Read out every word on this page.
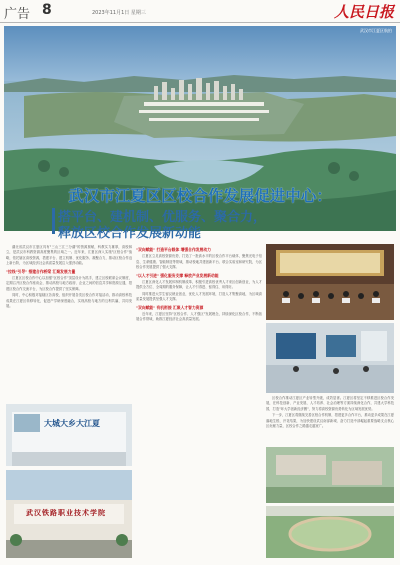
广告 8	2023年11月1日 星期三	人民日报
武汉市江夏区航拍
武汉市江夏区区校合作发展促进中心：
搭平台、建机制、优服务、聚合力，
释放区校合作发展新动能

湖北省武汉市江夏区具有"三山三江三分湖"的资源禀赋，科教实力雄厚，高校林立，是武汉市科教资源高度聚集的区域之一。近年来，江夏区深入实施"区校合作"战略，依托辖区高校资源，搭建平台、建立机制、优化服务、凝聚合力，推动区校合作迈上新台阶，为区域经济社会高质量发展注入强劲动能。

"拉线"引导" 搭建合作桥梁 汇聚发展力量

江夏区区校合作中心以加强"区校合作"顶层设计为抓手，建立区校联席会议制度，定期召开区校合作座谈会，推动高校与地方政府、企业之间的信息共享和资源互通，搭建区校合作交流平台，为区校合作提供了坚实保障。

同时，中心积极对接辖区各高校，组织开展各类区校合作对接活动，推动高校科技成果在江夏区转移转化，促进产学研深度融合，实现高校与地方的互利共赢、共同发展。

"双向赋能" 打造平台载体 增强合作发展动力

江夏区立足高校资源优势，打造了一批高水平的区校合作平台载体，聚焦光电子信息、生命健康、智能制造等领域，推动校地共建创新平台、联合实验室和研究院，为区校合作发展提供了强大支撑。

"以人才引进" 强化服务支撑 释放产业发展新动能

江夏区深化人才发展体制机制改革，积极引进高校优秀人才来区创新创业，为人才提供全方位、全周期的服务保障，让人才引得进、留得住、用得好。

同时推进大学生留汉就业创业，优化人才发展环境，打造人才集聚高地，为区域高质量发展提供坚强人才支撑。

"双向赋能" 有机衔接 汇聚人才智力资源

近年来，江夏区坚持"区校合作、人才强区"发展理念，持续深化区校合作，不断拓展合作领域，助推江夏经济社会高质量发展。

区校合作推动江夏区产业转型升级，成效显著。江夏区将坚定不移推进区校合作发展，在科技创新、产业发展、人才培养、社会治理等方面持续深化合作，共建大学科技园，打造"环大学创新经济圈"，努力将高校资源优势转化为区域发展优势。

下一步，江夏区将继续完善区校合作机制，搭建更多合作平台，推动更多成果在江夏落地生根、开花结果，为加快建设武汉南部新城、奋力打造中部崛起重要战略支点核心区贡献力量，区校合作之路越走越宽广。

大城大乡大江夏
武汉铁路职业技术学院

* _PROBLEM DETAILS_
Reproduce every record above exactly, but leave out the pictures.

* _FINISHED TASK_
Read out every word on this page.
广告 8	2023年11月1日 星期三	人民日报
武汉市江夏区航拍
武汉市江夏区区校合作发展促进中心：
搭平台、建机制、优服务、聚合力，
释放区校合作发展新动能

湖北省武汉市江夏区具有"三山三江三分湖"的资源禀赋，科教实力雄厚，高校林立，是武汉市科教资源高度聚集的区域之一。近年来，江夏区深入实施"区校合作"战略，依托辖区高校资源，搭建平台、建立机制、优化服务、凝聚合力，推动区校合作迈上新台阶，为区域经济社会高质量发展注入强劲动能。

"拉线"引导" 搭建合作桥梁 汇聚发展力量

江夏区区校合作中心以加强"区校合作"顶层设计为抓手，建立区校联席会议制度，定期召开区校合作座谈会，推动高校与地方政府、企业之间的信息共享和资源互通，搭建区校合作交流平台，为区校合作提供了坚实保障。

同时，中心积极对接辖区各高校，组织开展各类区校合作对接活动，推动高校科技成果在江夏区转移转化，促进产学研深度融合，实现高校与地方的互利共赢、共同发展。

"双向赋能" 打造平台载体 增强合作发展动力

江夏区立足高校资源优势，打造了一批高水平的区校合作平台载体，聚焦光电子信息、生命健康、智能制造等领域，推动校地共建创新平台、联合实验室和研究院，为区校合作发展提供了强大支撑。

"以人才引进" 强化服务支撑 释放产业发展新动能

江夏区深化人才发展体制机制改革，积极引进高校优秀人才来区创新创业，为人才提供全方位、全周期的服务保障，让人才引得进、留得住、用得好。

同时推进大学生留汉就业创业，优化人才发展环境，打造人才集聚高地，为区域高质量发展提供坚强人才支撑。

"双向赋能" 有机衔接 汇聚人才智力资源

近年来，江夏区坚持"区校合作、人才强区"发展理念，持续深化区校合作，不断拓展合作领域，助推江夏经济社会高质量发展。

区校合作推动江夏区产业转型升级，成效显著。江夏区将坚定不移推进区校合作发展，在科技创新、产业发展、人才培养、社会治理等方面持续深化合作，共建大学科技园，打造"环大学创新经济圈"，努力将高校资源优势转化为区域发展优势。

下一步，江夏区将继续完善区校合作机制，搭建更多合作平台，推动更多成果在江夏落地生根、开花结果，为加快建设武汉南部新城、奋力打造中部崛起重要战略支点核心区贡献力量，区校合作之路越走越宽广。

大城大乡大江夏
武汉铁路职业技术学院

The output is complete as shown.